──────── Working data
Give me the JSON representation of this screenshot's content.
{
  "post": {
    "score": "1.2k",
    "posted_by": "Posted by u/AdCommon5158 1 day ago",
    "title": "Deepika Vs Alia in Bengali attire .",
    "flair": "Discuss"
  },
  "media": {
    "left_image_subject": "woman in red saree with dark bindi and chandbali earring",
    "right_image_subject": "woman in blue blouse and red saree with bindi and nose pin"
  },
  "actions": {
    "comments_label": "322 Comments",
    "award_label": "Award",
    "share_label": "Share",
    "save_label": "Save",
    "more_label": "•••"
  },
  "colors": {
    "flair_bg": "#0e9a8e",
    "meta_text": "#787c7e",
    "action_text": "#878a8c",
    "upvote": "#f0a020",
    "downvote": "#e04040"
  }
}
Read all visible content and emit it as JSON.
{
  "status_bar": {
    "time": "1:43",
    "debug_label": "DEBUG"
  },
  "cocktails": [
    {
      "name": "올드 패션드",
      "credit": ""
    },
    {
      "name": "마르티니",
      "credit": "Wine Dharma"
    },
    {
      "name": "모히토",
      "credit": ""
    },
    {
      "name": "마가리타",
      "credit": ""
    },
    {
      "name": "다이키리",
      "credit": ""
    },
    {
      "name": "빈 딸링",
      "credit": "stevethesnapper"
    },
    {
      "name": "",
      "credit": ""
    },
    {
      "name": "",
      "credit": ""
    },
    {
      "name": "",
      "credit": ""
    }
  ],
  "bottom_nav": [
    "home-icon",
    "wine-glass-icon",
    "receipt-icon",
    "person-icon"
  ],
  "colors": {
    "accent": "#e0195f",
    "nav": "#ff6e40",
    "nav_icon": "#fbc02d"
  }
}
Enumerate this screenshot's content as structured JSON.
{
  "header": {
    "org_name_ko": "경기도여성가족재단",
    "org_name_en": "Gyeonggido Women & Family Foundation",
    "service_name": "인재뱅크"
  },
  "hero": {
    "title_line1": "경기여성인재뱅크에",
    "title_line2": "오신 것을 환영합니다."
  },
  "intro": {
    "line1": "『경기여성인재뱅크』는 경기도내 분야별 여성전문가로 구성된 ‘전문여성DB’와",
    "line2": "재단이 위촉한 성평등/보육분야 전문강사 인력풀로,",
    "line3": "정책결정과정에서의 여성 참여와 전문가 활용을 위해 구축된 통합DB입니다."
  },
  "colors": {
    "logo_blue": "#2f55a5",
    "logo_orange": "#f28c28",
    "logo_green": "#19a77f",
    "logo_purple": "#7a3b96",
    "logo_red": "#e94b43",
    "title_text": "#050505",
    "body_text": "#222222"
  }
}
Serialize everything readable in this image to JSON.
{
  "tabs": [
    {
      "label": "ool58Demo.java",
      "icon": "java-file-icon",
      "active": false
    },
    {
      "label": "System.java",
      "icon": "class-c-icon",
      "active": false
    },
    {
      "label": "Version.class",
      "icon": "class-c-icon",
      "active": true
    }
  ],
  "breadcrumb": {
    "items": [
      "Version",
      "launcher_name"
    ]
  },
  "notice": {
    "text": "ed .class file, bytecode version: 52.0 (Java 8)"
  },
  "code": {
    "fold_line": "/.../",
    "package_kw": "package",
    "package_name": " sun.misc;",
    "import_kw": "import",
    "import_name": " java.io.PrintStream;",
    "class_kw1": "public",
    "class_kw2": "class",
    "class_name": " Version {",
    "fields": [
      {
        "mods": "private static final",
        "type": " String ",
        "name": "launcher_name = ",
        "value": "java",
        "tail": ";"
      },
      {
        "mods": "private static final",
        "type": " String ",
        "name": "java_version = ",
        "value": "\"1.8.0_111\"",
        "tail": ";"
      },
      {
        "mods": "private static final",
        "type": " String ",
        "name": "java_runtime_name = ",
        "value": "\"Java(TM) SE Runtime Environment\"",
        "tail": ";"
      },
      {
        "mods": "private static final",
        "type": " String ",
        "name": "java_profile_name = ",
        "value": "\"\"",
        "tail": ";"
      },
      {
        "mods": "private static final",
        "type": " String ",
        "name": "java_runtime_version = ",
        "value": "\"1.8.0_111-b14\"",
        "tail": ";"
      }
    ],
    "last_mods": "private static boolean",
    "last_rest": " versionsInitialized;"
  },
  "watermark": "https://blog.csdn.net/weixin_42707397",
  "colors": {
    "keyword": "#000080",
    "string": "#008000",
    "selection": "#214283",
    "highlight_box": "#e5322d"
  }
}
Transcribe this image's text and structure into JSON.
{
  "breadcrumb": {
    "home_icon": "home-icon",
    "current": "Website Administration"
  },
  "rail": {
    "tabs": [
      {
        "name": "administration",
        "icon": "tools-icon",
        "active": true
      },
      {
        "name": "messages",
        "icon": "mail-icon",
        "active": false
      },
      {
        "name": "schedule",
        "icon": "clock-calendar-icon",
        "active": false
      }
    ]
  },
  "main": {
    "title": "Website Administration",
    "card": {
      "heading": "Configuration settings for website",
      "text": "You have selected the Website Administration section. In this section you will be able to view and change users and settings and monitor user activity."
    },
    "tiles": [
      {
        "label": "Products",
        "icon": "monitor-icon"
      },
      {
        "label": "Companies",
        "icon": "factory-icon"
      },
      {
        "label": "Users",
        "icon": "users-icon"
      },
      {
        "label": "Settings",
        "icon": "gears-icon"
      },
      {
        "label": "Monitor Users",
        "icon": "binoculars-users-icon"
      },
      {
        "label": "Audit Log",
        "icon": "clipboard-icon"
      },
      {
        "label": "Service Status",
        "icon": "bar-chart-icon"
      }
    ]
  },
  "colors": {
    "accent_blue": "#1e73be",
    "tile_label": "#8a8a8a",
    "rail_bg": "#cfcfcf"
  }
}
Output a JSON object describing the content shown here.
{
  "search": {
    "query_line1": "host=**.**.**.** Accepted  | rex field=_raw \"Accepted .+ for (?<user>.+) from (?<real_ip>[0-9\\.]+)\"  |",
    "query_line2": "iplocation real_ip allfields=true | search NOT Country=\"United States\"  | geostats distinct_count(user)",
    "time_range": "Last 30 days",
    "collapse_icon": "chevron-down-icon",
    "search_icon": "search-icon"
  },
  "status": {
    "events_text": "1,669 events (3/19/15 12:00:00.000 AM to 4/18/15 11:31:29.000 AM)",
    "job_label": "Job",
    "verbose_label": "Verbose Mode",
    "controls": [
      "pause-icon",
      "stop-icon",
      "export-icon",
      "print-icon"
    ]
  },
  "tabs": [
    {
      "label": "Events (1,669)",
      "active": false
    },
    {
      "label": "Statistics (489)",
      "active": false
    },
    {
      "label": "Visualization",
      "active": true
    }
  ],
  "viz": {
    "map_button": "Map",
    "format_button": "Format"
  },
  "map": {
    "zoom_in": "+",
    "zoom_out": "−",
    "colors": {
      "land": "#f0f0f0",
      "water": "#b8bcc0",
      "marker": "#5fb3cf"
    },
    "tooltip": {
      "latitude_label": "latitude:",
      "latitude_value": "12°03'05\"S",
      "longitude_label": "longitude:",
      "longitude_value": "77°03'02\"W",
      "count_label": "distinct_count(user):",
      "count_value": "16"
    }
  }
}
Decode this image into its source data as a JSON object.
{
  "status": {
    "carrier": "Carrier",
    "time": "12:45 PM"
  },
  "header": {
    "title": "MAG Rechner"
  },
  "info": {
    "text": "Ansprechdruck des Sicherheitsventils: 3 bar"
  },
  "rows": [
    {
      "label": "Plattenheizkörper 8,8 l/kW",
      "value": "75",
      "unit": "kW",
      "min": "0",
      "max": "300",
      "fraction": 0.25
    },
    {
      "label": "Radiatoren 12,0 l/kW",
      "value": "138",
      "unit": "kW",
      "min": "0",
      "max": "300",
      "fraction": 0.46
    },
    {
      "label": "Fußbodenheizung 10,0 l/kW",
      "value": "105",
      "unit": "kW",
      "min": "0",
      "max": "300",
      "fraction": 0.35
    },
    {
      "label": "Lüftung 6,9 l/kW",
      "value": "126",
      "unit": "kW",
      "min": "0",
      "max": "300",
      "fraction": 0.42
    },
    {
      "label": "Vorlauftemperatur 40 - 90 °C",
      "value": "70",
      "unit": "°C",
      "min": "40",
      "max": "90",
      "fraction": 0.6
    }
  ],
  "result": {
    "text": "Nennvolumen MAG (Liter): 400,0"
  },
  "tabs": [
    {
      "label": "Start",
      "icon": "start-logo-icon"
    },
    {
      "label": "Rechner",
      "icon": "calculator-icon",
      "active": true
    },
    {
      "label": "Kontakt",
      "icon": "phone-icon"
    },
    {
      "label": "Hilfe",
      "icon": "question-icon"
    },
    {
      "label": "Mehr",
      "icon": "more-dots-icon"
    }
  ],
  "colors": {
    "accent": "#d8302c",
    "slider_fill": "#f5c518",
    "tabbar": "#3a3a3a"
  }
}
────────────────
» Task directions
Using the records above, select and copy every line that has the word "woman".

» Solved problem
    "left_image_subject": "woman in red saree with dark bindi and chandbali earring",
    "right_image_subject": "woman in blue blouse and red saree with bindi and nose pin"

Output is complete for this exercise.